# Latihan singkat 1:
Tuliskan kembali seluruh teks makalah di bawah ini tanpa mengubah satu kata pun.

# Teks makalah:
# # # # #
Dalam proses pembuatan ini kami menjumpai hambatan, namun berkat dukungan
materil dari berbagai pihak, akhirnya kami dapat menyelesaikan makalah ini dengan cukup baik, oleh
karena itu melalui kesempatan ini kami menyampaikan terima kasih.
Kami mohon maaf bila
masih ada kesalahan dalam pembuatan makalah ini. Kritik dan saran kami terima
dengan sepenuh hati.
Medan, Februari
2017
Penulis
DAFTAR ISI
BAB II
PENDAHULUAN
2.1 Latar Belakang
Pada era
globalisasi ini, idiologi pancasila bisa saja menguasai dunia. Kapitalisme
dapat mengubah masayarakat dan menjadi sistem internasional yang menentukan
nasib ekonomi sebagian besar bangsa-bangsa di dunia. Secara kapitalisme juga
dapat mempengaruhi sistem social politik dan budaya masyarakat diberbagai
negara.
Dalam kondisi
dimana negara-negara nasional telah dipengaruhi prinsip kapitalisme, lambat
laun negara-negara kebangsaan akan semakin terdesak. Dalam menghadapi kondisi
seperti itu, tentunya sangat tergantung kemampuan bangsa yang bersangkutan
mempertahankan jati dirinya.
# # # # #
# Entri yang diberikan:
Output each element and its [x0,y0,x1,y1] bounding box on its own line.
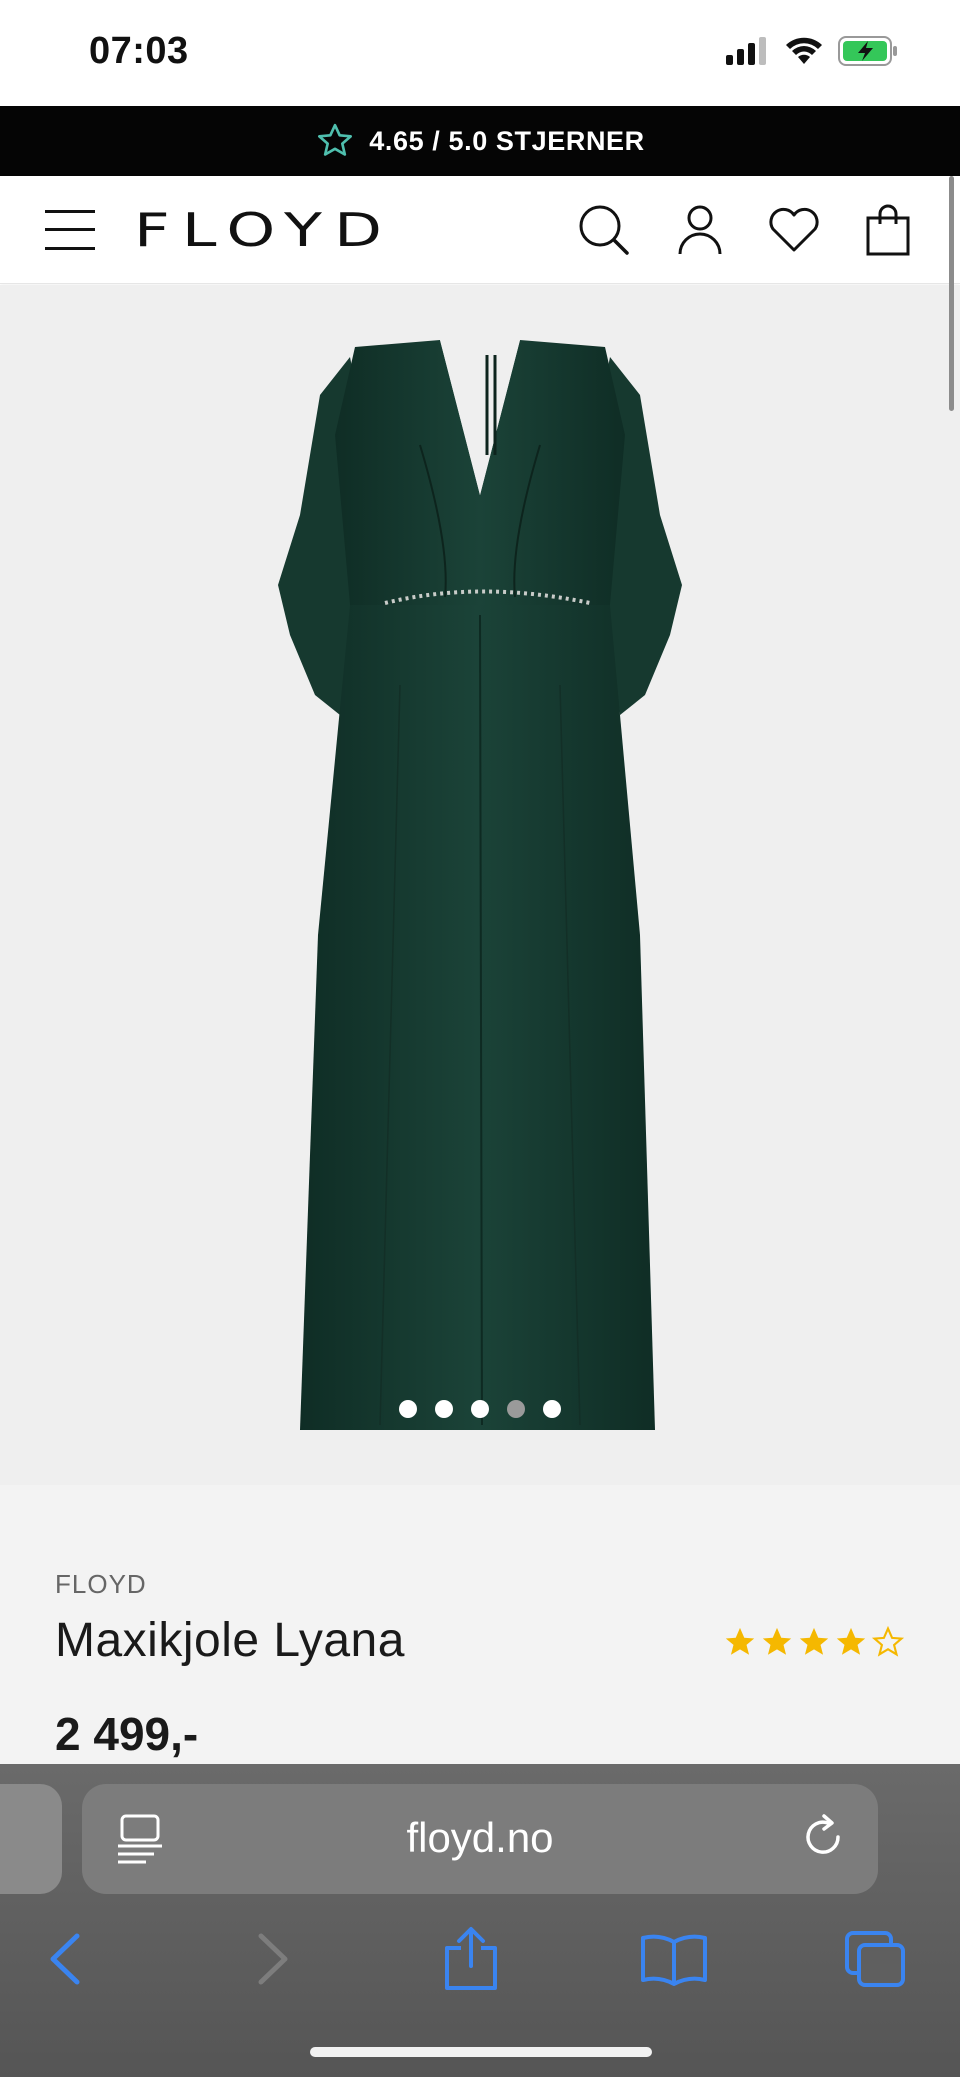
product-gallery[interactable] [0,285,960,1485]
previous-tab-preview[interactable] [0,1784,62,1894]
menu-button[interactable] [40,200,100,260]
reload-icon[interactable] [798,1812,848,1862]
shopping-bag-icon [866,204,910,256]
chevron-left-icon [50,1933,80,1985]
status-time: 07:03 [89,30,189,72]
star-filled-icon [836,1627,866,1655]
search-icon [579,205,629,255]
battery-charging-icon [838,36,897,66]
url-text[interactable]: floyd.no [82,1814,878,1862]
gallery-dots [0,1400,960,1418]
star-filled-icon [725,1627,755,1655]
browser-toolbar [0,1914,960,2004]
cart-button[interactable] [858,200,918,260]
back-button[interactable] [20,1914,110,2004]
star-outline-icon [318,123,353,156]
star-outline-icon [871,1625,905,1657]
product-rating[interactable] [723,1625,905,1659]
gallery-dot[interactable] [435,1400,453,1418]
page: 07:03 4.65 / 5.0 STJERNER FLOYD FLOYD Ma… [0,0,960,2077]
forward-button[interactable] [228,1914,318,2004]
user-icon [678,205,722,255]
status-icons [726,36,900,66]
search-button[interactable] [574,200,634,260]
bookmarks-button[interactable] [629,1914,719,2004]
address-bar[interactable]: floyd.no [82,1784,878,1894]
gallery-dot[interactable] [543,1400,561,1418]
tabs-icon [845,1931,905,1987]
gallery-dot-active[interactable] [507,1400,525,1418]
product-price: 2 499,- [55,1708,199,1760]
heart-icon [769,207,819,252]
cellular-signal-icon [726,37,766,65]
home-indicator [310,2047,652,2057]
site-logo[interactable]: FLOYD [134,203,394,257]
product-name: Maxikjole Lyana [55,1614,405,1667]
product-brand[interactable]: FLOYD [55,1569,147,1600]
wishlist-button[interactable] [764,200,824,260]
product-image[interactable] [0,285,960,1485]
wifi-icon [786,37,822,64]
share-icon [445,1927,497,1990]
browser-chrome: floyd.no [0,1764,960,2077]
chevron-right-icon [258,1933,288,1985]
promo-text: 4.65 / 5.0 STJERNER [369,125,645,156]
tabs-button[interactable] [830,1914,920,2004]
product-info: FLOYD Maxikjole Lyana 2 499,- [0,1485,960,1765]
scrollbar[interactable] [949,176,954,411]
share-button[interactable] [426,1914,516,2004]
book-icon [641,1934,707,1986]
status-bar: 07:03 [0,0,960,106]
promo-bar[interactable]: 4.65 / 5.0 STJERNER [0,106,960,176]
site-header: FLOYD [0,176,960,284]
gallery-dot[interactable] [399,1400,417,1418]
hamburger-menu-icon [45,210,95,250]
gallery-dot[interactable] [471,1400,489,1418]
star-filled-icon [799,1627,829,1655]
account-button[interactable] [670,200,730,260]
star-filled-icon [762,1627,792,1655]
# # # # #
# Latihan singkat 2:
Sajikan baris-baris entri di atas, dari baris yang memuat "product-gallery[interactable] [0,285,960,1485]" sampai baris yang memuat "star-filled-icon [799,1627,829,1655]", keduanya ikut disertakan, sebagai tabel Markdown dengan kolom No dan Baris. Lewati baris kosong.

# Jawaban tertulis 1:
Dalam proses pembuatan ini kami menjumpai hambatan, namun berkat dukungan
materil dari berbagai pihak, akhirnya kami dapat menyelesaikan makalah ini dengan cukup baik, oleh
karena itu melalui kesempatan ini kami menyampaikan terima kasih.
Kami mohon maaf bila
masih ada kesalahan dalam pembuatan makalah ini. Kritik dan saran kami terima
dengan sepenuh hati.
Medan, Februari
2017
Penulis
DAFTAR ISI
BAB II
PENDAHULUAN
2.1 Latar Belakang
Pada era
globalisasi ini, idiologi pancasila bisa saja menguasai dunia. Kapitalisme
dapat mengubah masayarakat dan menjadi sistem internasional yang menentukan
nasib ekonomi sebagian besar bangsa-bangsa di dunia. Secara kapitalisme juga
dapat mempengaruhi sistem social politik dan budaya masyarakat diberbagai
negara.
Dalam kondisi
dimana negara-negara nasional telah dipengaruhi prinsip kapitalisme, lambat
laun negara-negara kebangsaan akan semakin terdesak. Dalam menghadapi kondisi
seperti itu, tentunya sangat tergantung kemampuan bangsa yang bersangkutan
mempertahankan jati dirinya.

# Jawaban tertulis 2:
| No | Baris |
|---|---|
| 1 | product-gallery[interactable] [0,285,960,1485] |
| 2 | previous-tab-preview[interactable] [0,1784,62,1894] |
| 3 | menu-button[interactable] [40,200,100,260] |
| 4 | reload-icon[interactable] [798,1812,848,1862] |
| 5 | shopping-bag-icon [866,204,910,256] |
| 6 | chevron-left-icon [50,1933,80,1985] |
| 7 | status-time: 07:03 [89,30,189,72] |
| 8 | star-filled-icon [836,1627,866,1655] |
| 9 | search-icon [579,205,629,255] |
| 10 | battery-charging-icon [838,36,897,66] |
| 11 | url-text[interactable]: floyd.no [82,1814,878,1862] |
| 12 | gallery-dots [0,1400,960,1418] |
| 13 | star-filled-icon [725,1627,755,1655] |
| 14 | browser-toolbar [0,1914,960,2004] |
| 15 | cart-button[interactable] [858,200,918,260] |
| 16 | back-button[interactable] [20,1914,110,2004] |
| 17 | star-outline-icon [318,123,353,156] |
| 18 | star-outline-icon [871,1625,905,1657] |
| 19 | product-rating[interactable] [723,1625,905,1659] |
| 20 | gallery-dot[interactable] [435,1400,453,1418] |
| 21 | page: 07:03 4.65 / 5.0 STJERNER FLOYD FLOYD Ma… [0,0,960,2077] |
| 22 | forward-button[interactable] [228,1914,318,2004] |
| 23 | user-icon [678,205,722,255] |
| 24 | status-icons [726,36,900,66] |
| 25 | search-button[interactable] [574,200,634,260] |
| 26 | bookmarks-button[interactable] [629,1914,719,2004] |
| 27 | address-bar[interactable]: floyd.no [82,1784,878,1894] |
| 28 | gallery-dot[interactable] [543,1400,561,1418] |
| 29 | tabs-icon [845,1931,905,1987] |
| 30 | gallery-dot-active[interactable] [507,1400,525,1418] |
| 31 | product-price: 2 499,- [55,1708,199,1760] |
| 32 | heart-icon [769,207,819,252] |
| 33 | cellular-signal-icon [726,37,766,65] |
| 34 | home-indicator [310,2047,652,2057] |
| 35 | site-logo[interactable]: FLOYD [134,203,394,257] |
| 36 | product-name: Maxikjole Lyana [55,1614,405,1667] |
| 37 | product-brand[interactable]: FLOYD [55,1569,147,1600] |
| 38 | wishlist-button[interactable] [764,200,824,260] |
| 39 | product-image[interactable] [0,285,960,1485] |
| 40 | wifi-icon [786,37,822,64] |
| 41 | share-icon [445,1927,497,1990] |
| 42 | browser-chrome: floyd.no [0,1764,960,2077] |
| 43 | chevron-right-icon [258,1933,288,1985] |
| 44 | promo-text: 4.65 / 5.0 STJERNER [369,125,645,156] |
| 45 | tabs-button[interactable] [830,1914,920,2004] |
| 46 | product-info: FLOYD Maxikjole Lyana 2 499,- [0,1485,960,1765] |
| 47 | scrollbar[interactable] [949,176,954,411] |
| 48 | share-button[interactable] [426,1914,516,2004] |
| 49 | book-icon [641,1934,707,1986] |
| 50 | status-bar: 07:03 [0,0,960,106] |
| 51 | promo-bar[interactable]: 4.65 / 5.0 STJERNER [0,106,960,176] |
| 52 | site-header: FLOYD [0,176,960,284] |
| 53 | gallery-dot[interactable] [399,1400,417,1418] |
| 54 | hamburger-menu-icon [45,210,95,250] |
| 55 | gallery-dot[interactable] [471,1400,489,1418] |
| 56 | star-filled-icon [799,1627,829,1655] |